Where a line below holds the string "JSON", copy that line.

RECORDS SUPPLIED

::::::

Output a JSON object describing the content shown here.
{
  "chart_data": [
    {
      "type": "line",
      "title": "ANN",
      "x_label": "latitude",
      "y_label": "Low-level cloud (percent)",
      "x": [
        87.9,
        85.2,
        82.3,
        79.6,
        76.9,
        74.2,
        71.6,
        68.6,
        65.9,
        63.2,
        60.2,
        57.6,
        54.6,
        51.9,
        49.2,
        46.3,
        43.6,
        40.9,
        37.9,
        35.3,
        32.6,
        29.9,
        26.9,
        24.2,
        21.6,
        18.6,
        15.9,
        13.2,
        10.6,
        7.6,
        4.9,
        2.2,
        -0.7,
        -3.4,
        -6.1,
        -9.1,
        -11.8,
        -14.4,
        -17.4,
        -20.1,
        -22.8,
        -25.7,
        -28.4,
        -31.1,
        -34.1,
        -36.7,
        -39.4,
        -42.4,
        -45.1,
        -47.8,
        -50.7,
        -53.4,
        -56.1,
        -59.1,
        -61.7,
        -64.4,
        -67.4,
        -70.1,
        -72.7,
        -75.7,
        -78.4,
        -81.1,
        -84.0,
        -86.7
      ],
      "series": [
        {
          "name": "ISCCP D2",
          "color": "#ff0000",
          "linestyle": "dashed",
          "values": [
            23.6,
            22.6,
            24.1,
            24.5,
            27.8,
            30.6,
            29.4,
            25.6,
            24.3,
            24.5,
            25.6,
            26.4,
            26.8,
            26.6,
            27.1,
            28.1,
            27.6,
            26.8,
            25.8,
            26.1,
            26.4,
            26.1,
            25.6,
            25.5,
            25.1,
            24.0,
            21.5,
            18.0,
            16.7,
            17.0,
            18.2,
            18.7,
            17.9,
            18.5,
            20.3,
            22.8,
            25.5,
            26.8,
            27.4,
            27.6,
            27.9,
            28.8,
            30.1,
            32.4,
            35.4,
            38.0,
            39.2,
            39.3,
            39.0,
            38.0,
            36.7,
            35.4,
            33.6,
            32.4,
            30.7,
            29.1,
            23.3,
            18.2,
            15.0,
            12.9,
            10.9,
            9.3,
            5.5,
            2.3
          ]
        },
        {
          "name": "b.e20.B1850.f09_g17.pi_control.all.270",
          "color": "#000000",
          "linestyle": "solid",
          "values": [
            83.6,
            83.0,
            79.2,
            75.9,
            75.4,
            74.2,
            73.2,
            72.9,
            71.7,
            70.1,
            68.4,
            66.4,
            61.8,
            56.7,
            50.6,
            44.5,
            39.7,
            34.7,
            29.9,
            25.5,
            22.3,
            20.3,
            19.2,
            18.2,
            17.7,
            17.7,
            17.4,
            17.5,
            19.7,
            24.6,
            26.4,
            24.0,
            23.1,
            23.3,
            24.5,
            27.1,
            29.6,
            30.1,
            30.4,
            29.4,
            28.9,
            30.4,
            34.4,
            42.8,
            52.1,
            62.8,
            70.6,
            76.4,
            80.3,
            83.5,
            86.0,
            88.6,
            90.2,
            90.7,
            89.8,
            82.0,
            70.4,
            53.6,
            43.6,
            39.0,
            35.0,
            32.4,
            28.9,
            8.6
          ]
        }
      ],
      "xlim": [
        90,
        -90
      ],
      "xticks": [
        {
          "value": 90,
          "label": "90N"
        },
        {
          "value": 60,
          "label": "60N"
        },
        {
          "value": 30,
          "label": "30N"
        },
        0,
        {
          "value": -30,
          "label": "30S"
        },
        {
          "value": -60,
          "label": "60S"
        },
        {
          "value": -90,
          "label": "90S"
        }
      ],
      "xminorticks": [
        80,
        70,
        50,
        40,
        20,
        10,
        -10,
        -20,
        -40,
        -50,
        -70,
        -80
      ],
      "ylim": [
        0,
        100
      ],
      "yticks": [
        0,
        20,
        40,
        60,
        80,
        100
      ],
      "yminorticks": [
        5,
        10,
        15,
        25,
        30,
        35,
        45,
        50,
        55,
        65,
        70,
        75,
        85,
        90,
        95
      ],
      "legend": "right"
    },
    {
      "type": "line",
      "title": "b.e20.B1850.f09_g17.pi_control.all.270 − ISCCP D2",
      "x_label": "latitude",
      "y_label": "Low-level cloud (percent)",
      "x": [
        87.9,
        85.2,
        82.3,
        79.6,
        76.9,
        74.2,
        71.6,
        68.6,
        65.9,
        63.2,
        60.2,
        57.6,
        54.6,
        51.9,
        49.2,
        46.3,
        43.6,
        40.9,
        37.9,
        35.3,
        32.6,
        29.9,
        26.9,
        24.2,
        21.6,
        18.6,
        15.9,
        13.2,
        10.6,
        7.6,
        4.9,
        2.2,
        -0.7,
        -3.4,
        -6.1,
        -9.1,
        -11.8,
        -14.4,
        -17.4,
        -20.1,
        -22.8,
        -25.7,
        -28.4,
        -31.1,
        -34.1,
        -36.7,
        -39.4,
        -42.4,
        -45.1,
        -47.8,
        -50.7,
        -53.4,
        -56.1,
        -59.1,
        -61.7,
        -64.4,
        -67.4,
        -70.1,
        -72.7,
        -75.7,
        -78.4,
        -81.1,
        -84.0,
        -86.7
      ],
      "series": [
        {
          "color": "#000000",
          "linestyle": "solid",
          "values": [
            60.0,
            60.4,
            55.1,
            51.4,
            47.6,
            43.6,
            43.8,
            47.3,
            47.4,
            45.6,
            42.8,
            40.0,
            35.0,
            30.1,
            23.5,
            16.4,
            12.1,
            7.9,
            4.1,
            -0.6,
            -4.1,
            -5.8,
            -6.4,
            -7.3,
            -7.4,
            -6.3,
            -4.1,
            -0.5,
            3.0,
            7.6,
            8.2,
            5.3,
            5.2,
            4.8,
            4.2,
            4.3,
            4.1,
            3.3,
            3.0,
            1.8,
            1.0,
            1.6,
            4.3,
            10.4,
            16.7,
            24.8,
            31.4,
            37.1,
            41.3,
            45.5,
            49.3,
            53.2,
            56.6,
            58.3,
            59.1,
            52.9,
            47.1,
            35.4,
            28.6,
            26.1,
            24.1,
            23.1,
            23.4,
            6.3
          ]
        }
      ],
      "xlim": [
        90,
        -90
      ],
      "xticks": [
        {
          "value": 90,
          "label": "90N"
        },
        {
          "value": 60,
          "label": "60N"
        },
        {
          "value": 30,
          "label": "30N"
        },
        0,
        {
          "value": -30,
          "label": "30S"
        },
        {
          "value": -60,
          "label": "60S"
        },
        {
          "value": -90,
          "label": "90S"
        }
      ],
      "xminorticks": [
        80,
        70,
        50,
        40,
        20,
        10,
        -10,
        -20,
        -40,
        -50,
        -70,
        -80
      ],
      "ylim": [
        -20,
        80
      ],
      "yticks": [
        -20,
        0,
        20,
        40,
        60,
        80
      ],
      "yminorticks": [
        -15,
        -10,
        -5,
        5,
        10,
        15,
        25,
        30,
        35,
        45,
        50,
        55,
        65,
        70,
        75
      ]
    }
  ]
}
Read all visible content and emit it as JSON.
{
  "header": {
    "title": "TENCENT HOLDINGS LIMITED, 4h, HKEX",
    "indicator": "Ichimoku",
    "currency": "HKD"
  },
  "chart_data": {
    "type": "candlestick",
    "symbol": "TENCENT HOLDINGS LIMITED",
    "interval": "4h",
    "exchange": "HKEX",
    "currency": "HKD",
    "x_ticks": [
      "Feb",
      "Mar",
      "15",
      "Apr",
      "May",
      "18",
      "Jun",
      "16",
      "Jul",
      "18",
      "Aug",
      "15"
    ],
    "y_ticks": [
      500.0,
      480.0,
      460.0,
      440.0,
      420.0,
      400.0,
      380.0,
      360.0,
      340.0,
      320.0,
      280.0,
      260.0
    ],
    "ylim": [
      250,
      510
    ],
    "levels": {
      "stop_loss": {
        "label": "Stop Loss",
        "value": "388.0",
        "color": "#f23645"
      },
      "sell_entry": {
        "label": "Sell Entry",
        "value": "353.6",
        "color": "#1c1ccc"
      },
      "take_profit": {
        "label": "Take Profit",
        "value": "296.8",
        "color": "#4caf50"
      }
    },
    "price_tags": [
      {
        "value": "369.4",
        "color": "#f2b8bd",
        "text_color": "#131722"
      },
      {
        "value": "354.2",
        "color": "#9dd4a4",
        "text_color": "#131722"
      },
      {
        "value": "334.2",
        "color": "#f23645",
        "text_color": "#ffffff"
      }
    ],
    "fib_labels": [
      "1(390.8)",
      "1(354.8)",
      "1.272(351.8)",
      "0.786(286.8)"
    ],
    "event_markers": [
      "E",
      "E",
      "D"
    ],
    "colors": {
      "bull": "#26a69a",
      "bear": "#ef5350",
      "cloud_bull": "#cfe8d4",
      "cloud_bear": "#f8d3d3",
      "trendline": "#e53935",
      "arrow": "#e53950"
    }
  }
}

::::::

COMPLETE OUTPUT
Output a JSON object describing the content shown here.
Read all visible content and emit it as JSON.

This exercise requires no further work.